Reproduce the lines below as a numbered list, leaving out any blank lines.

AVAILABLE DATA
-*-
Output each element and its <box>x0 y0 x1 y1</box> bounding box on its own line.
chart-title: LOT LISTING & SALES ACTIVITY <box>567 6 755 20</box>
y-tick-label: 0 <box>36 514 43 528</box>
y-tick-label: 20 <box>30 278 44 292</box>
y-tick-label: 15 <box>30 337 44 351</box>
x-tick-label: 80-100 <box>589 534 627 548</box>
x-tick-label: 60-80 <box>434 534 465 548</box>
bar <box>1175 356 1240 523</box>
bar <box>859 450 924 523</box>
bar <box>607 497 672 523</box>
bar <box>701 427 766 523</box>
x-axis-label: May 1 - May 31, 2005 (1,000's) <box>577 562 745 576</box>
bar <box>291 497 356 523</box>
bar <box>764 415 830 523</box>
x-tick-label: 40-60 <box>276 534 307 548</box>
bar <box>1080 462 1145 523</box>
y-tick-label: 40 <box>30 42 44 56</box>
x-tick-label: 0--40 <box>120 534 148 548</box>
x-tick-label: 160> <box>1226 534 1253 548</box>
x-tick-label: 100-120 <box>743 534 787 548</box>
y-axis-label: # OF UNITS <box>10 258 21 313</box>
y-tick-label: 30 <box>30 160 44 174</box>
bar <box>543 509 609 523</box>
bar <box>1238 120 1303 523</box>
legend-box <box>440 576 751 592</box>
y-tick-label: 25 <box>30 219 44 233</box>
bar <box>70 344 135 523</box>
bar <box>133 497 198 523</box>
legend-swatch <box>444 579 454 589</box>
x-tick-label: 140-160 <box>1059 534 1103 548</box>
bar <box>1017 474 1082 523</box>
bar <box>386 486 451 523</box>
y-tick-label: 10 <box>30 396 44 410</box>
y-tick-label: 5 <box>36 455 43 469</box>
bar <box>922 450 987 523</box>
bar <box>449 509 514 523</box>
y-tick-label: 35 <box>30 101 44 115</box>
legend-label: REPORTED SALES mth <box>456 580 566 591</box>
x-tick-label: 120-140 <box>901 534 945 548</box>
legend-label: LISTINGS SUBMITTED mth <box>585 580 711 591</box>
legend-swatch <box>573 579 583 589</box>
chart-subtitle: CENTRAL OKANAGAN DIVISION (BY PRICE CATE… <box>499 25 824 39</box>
-*-
SOLUTION FOR THIS PROBLEM
1. Output each element and its <box>x0 y0 x1 y1</box> bounding box on its own line.
2. chart-title: LOT LISTING & SALES ACTIVITY <box>567 6 755 20</box>
3. y-tick-label: 0 <box>36 514 43 528</box>
4. y-tick-label: 20 <box>30 278 44 292</box>
5. y-tick-label: 15 <box>30 337 44 351</box>
6. x-tick-label: 80-100 <box>589 534 627 548</box>
7. x-tick-label: 60-80 <box>434 534 465 548</box>
8. bar <box>1175 356 1240 523</box>
9. bar <box>859 450 924 523</box>
10. bar <box>607 497 672 523</box>
11. bar <box>701 427 766 523</box>
12. x-axis-label: May 1 - May 31, 2005 (1,000's) <box>577 562 745 576</box>
13. bar <box>291 497 356 523</box>
14. bar <box>764 415 830 523</box>
15. x-tick-label: 40-60 <box>276 534 307 548</box>
16. bar <box>1080 462 1145 523</box>
17. y-tick-label: 40 <box>30 42 44 56</box>
18. x-tick-label: 0--40 <box>120 534 148 548</box>
19. x-tick-label: 160> <box>1226 534 1253 548</box>
20. x-tick-label: 100-120 <box>743 534 787 548</box>
21. y-axis-label: # OF UNITS <box>10 258 21 313</box>
22. y-tick-label: 30 <box>30 160 44 174</box>
23. bar <box>543 509 609 523</box>
24. bar <box>1238 120 1303 523</box>
25. legend-box <box>440 576 751 592</box>
26. y-tick-label: 25 <box>30 219 44 233</box>
27. bar <box>70 344 135 523</box>
28. bar <box>133 497 198 523</box>
29. legend-swatch <box>444 579 454 589</box>
30. x-tick-label: 140-160 <box>1059 534 1103 548</box>
31. bar <box>1017 474 1082 523</box>
32. bar <box>386 486 451 523</box>
33. y-tick-label: 10 <box>30 396 44 410</box>
34. y-tick-label: 5 <box>36 455 43 469</box>
35. bar <box>922 450 987 523</box>
36. bar <box>449 509 514 523</box>
37. y-tick-label: 35 <box>30 101 44 115</box>
38. legend-label: REPORTED SALES mth <box>456 580 566 591</box>
39. x-tick-label: 120-140 <box>901 534 945 548</box>
40. legend-label: LISTINGS SUBMITTED mth <box>585 580 711 591</box>
41. legend-swatch <box>573 579 583 589</box>
42. chart-subtitle: CENTRAL OKANAGAN DIVISION (BY PRICE CATE… <box>499 25 824 39</box>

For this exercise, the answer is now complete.